- _Given task_
Scan the entries below for the word "Cinemática". Copy each line that has it.

___ Given data

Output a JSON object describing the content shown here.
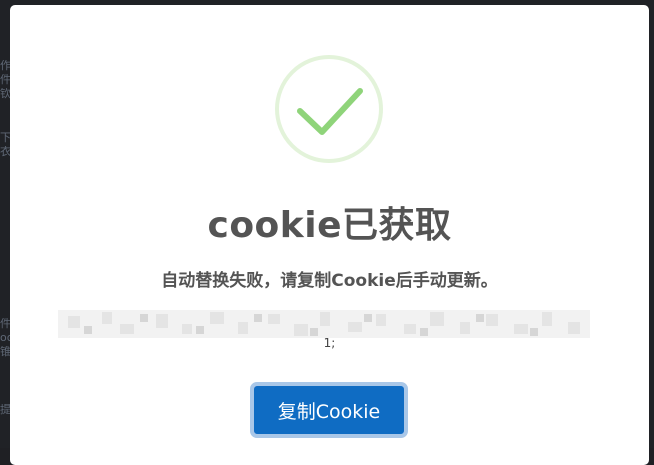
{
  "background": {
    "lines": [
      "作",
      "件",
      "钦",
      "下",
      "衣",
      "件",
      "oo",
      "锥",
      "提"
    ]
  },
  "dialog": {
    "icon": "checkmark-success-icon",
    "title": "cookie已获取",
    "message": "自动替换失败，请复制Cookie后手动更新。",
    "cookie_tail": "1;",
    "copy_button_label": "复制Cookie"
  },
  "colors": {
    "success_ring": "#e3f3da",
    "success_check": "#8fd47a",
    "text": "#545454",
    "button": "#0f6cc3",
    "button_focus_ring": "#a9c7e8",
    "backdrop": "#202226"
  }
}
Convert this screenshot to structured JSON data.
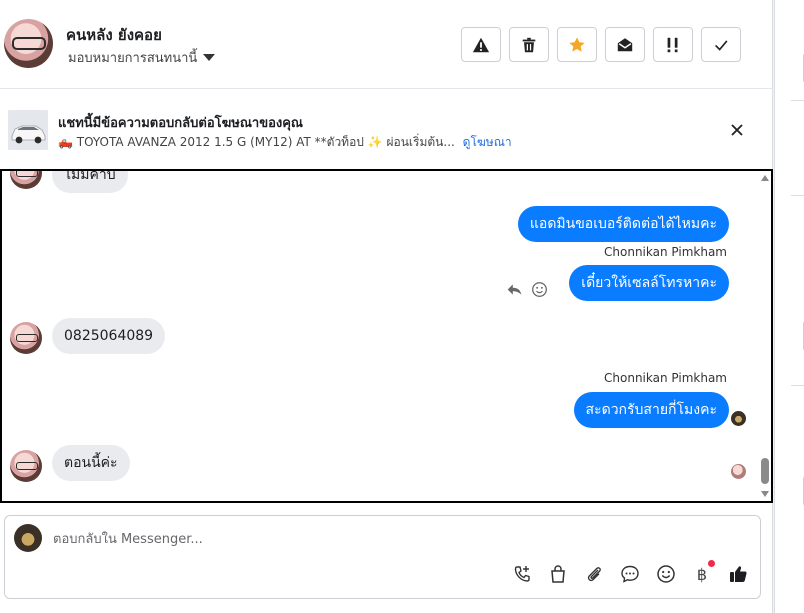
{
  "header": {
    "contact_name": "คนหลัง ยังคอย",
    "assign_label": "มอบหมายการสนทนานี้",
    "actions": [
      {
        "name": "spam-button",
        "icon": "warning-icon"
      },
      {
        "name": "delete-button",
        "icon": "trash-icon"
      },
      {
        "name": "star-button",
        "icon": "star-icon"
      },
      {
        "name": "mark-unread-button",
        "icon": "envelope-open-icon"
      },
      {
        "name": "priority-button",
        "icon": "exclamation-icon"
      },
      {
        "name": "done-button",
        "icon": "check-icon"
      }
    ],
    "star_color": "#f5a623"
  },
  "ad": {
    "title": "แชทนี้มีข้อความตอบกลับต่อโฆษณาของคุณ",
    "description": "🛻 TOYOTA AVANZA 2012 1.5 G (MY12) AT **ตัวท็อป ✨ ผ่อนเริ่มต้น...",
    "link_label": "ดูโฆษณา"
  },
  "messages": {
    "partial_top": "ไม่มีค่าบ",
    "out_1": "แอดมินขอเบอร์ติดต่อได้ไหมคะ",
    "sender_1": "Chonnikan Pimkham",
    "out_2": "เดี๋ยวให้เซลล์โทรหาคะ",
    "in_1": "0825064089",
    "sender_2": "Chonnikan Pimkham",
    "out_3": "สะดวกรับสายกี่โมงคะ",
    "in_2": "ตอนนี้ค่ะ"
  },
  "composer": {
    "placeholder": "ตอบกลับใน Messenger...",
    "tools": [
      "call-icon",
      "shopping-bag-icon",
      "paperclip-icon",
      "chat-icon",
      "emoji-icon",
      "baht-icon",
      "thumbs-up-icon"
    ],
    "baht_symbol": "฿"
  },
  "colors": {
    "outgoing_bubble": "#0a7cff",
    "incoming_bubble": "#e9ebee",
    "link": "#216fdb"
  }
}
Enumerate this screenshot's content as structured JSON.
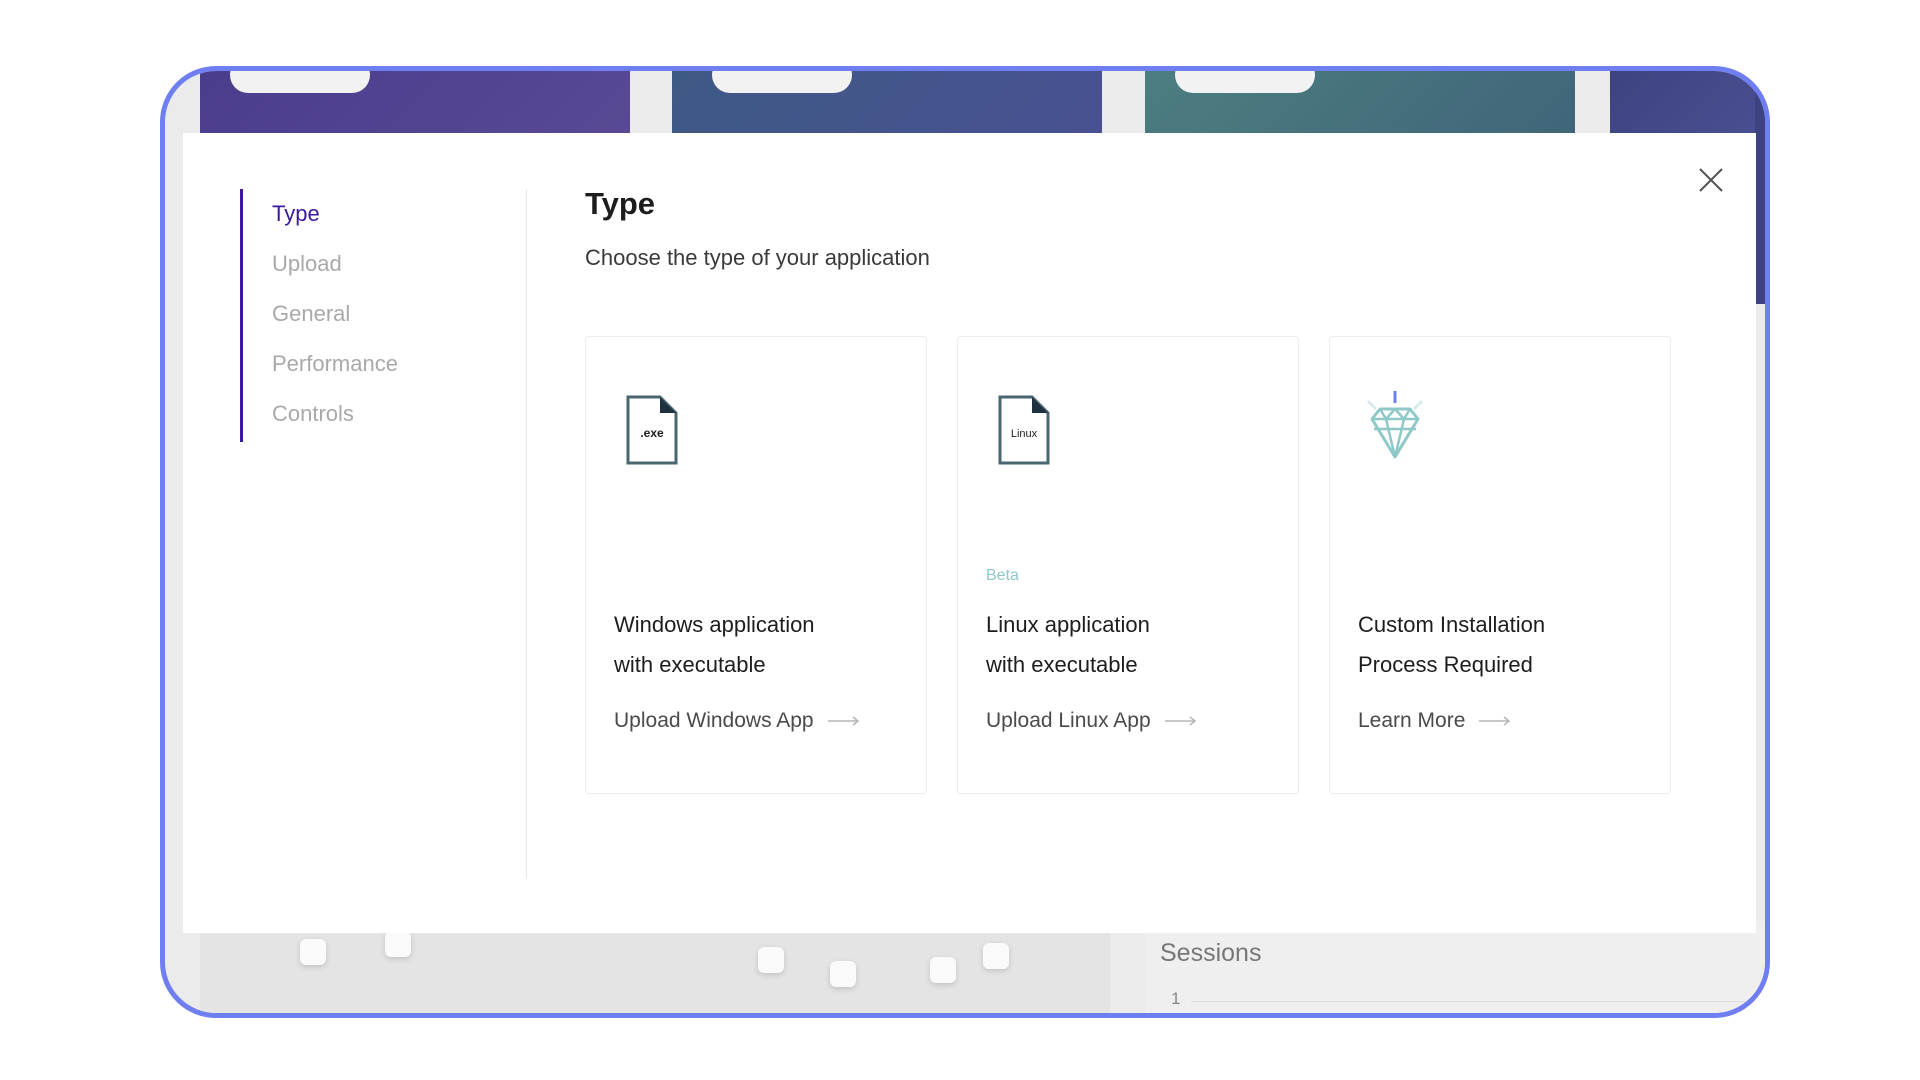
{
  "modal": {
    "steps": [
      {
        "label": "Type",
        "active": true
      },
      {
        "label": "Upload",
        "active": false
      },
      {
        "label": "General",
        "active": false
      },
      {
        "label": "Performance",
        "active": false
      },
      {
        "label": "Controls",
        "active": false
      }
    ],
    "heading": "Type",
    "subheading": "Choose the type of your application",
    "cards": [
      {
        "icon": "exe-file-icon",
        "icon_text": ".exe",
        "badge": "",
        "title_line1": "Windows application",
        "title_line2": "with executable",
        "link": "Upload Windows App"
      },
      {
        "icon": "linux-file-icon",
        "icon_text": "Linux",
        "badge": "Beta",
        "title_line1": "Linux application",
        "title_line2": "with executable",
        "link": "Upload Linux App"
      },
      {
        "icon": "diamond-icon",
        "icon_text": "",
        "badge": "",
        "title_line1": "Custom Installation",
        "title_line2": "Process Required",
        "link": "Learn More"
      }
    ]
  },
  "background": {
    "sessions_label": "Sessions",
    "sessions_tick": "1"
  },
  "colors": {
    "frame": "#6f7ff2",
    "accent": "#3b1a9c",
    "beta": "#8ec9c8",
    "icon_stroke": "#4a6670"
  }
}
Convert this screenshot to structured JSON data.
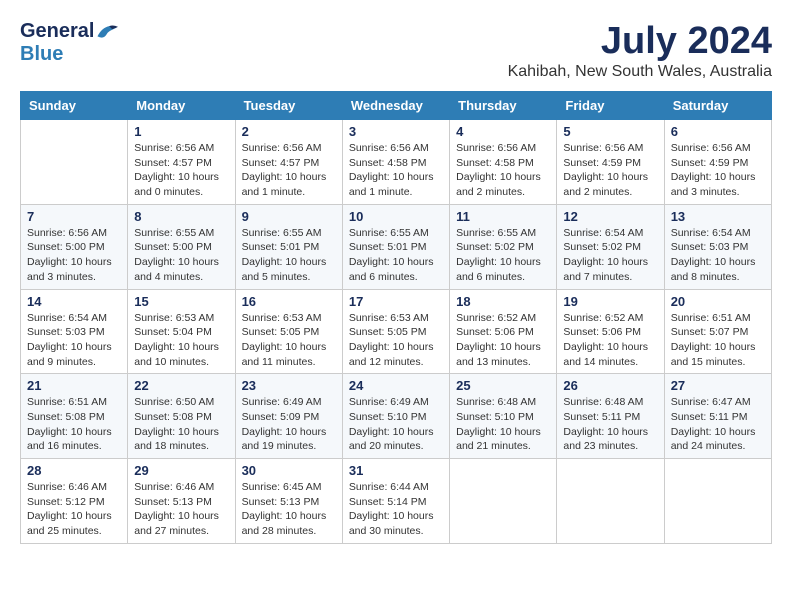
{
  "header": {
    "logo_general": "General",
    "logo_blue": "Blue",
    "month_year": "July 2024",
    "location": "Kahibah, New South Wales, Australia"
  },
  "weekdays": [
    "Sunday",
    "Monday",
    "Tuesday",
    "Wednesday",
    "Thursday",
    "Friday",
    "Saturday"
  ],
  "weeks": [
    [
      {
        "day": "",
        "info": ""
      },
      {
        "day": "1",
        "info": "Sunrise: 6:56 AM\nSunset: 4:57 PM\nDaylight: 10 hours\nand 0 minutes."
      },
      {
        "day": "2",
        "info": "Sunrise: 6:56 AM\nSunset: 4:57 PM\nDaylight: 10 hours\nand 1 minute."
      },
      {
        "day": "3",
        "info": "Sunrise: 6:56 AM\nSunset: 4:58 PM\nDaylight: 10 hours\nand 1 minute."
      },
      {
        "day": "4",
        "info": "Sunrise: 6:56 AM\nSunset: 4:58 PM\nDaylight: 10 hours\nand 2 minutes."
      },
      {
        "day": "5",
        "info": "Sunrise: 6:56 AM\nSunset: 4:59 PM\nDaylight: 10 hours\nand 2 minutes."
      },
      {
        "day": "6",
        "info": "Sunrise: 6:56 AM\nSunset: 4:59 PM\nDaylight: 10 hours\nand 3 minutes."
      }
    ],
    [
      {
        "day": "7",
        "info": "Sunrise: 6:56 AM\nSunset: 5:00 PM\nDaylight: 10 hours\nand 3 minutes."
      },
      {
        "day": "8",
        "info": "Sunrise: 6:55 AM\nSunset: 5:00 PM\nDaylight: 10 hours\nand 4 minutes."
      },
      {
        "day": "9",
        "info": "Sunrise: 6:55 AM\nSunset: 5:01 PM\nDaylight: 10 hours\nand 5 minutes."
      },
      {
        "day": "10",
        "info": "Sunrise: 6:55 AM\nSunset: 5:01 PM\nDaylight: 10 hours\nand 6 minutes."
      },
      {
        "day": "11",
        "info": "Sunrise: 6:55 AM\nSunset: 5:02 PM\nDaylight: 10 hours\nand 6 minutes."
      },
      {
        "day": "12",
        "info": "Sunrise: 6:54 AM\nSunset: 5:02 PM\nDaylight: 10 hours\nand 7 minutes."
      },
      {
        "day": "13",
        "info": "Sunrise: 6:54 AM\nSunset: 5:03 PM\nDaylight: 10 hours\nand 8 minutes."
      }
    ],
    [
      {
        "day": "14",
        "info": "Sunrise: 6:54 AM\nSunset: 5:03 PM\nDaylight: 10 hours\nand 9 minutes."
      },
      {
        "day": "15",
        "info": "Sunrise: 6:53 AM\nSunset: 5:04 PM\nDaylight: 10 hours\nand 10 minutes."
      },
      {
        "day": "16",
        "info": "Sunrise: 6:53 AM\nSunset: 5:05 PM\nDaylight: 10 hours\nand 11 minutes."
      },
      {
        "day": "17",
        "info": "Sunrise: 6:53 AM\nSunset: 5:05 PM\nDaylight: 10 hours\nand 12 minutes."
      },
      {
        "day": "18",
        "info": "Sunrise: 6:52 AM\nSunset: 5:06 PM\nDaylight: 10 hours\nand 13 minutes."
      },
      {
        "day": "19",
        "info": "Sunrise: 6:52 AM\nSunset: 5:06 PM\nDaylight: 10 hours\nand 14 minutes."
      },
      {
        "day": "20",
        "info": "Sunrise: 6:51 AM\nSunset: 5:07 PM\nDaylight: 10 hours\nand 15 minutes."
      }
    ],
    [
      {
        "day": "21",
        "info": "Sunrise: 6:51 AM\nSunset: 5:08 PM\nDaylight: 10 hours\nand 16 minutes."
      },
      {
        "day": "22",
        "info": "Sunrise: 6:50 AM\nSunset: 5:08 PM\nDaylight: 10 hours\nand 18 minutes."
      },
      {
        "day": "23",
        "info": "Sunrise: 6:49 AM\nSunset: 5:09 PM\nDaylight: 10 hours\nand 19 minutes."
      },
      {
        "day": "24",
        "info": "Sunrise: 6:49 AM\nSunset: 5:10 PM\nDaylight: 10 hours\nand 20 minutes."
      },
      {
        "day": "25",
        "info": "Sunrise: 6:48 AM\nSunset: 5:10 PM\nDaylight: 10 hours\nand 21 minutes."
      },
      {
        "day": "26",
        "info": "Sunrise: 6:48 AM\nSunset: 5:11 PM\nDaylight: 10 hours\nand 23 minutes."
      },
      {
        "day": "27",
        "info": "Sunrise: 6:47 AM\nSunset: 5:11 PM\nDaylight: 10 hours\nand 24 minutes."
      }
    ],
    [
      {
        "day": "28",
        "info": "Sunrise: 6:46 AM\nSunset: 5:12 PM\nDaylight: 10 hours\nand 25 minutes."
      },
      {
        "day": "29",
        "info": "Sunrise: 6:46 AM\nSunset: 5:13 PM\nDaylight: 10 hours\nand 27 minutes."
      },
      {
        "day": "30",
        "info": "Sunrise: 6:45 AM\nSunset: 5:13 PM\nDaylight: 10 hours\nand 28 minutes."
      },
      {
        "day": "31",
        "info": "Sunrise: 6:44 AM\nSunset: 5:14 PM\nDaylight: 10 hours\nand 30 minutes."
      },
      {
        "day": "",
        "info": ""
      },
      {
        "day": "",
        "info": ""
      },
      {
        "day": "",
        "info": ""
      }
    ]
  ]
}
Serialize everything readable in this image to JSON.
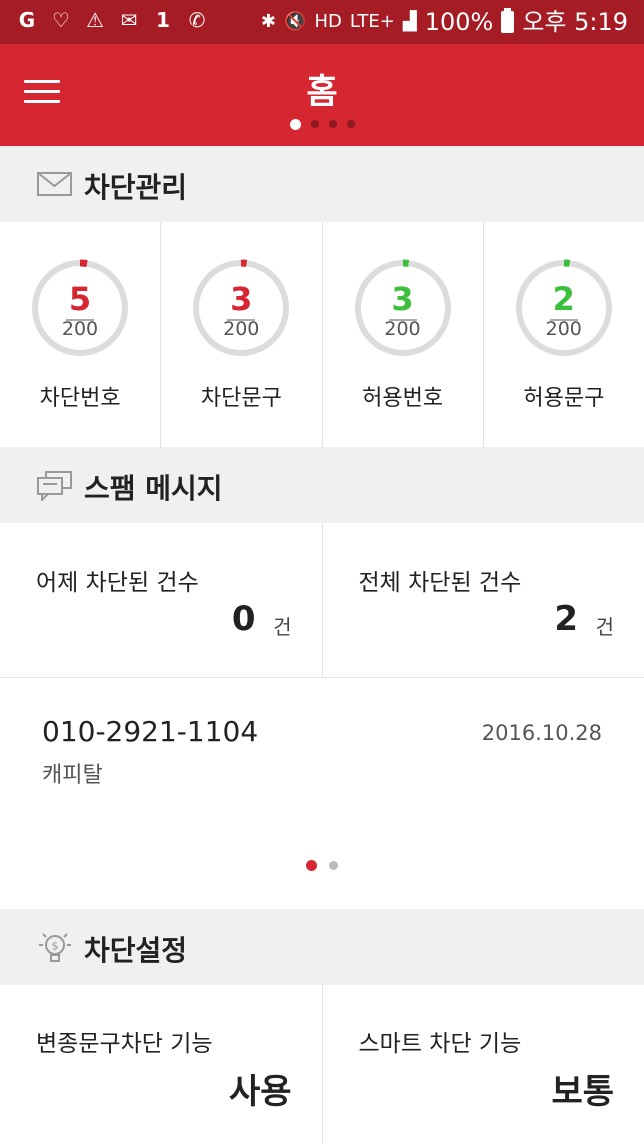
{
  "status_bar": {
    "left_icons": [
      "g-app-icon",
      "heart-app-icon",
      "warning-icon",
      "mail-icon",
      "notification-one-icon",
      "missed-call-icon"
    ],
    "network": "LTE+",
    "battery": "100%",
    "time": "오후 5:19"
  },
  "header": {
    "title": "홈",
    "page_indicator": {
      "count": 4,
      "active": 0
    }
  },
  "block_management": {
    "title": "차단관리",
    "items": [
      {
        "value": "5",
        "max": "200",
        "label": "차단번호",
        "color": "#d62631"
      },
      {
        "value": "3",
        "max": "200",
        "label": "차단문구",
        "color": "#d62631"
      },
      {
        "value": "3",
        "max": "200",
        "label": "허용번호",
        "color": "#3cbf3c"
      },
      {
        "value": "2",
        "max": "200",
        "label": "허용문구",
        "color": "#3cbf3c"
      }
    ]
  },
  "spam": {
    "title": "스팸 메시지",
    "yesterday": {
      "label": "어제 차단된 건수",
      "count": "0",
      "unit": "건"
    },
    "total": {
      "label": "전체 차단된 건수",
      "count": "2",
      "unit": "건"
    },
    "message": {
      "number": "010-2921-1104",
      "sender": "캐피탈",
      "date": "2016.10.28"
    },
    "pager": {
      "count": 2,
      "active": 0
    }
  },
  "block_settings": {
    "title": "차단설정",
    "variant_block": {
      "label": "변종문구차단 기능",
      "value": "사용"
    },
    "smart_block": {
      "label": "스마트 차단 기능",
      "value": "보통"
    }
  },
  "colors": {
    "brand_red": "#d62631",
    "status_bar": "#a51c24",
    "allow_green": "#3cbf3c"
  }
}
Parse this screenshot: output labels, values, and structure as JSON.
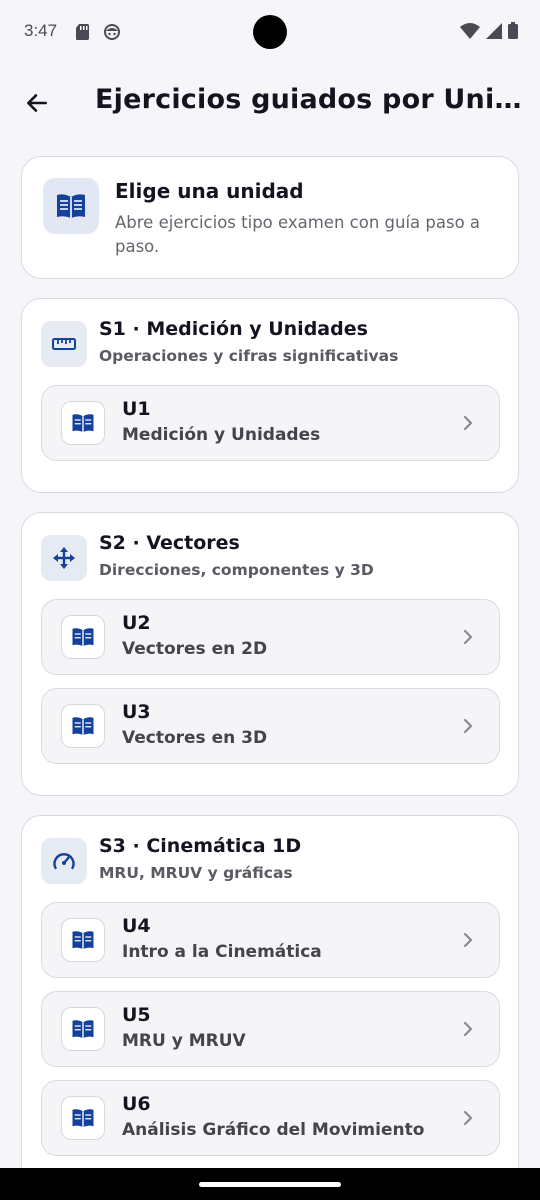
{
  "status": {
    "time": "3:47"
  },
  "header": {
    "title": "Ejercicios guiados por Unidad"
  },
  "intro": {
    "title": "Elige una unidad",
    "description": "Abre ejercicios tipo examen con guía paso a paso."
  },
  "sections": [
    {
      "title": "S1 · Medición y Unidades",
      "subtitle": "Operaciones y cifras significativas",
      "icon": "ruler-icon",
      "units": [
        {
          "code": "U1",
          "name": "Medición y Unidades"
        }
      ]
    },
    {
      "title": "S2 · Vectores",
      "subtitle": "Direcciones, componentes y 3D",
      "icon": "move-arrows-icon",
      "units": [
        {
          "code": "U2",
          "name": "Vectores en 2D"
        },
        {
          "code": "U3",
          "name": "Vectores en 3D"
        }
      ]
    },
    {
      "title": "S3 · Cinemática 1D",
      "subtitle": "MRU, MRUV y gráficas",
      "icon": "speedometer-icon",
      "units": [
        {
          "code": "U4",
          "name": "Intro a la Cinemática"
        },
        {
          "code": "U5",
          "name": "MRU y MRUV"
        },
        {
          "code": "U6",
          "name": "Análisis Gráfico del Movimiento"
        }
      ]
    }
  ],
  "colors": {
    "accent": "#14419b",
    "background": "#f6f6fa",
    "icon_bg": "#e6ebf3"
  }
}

______

- _Output of the task_
      "title": "S3 · Cinemática 1D",
          "name": "Intro a la Cinemática"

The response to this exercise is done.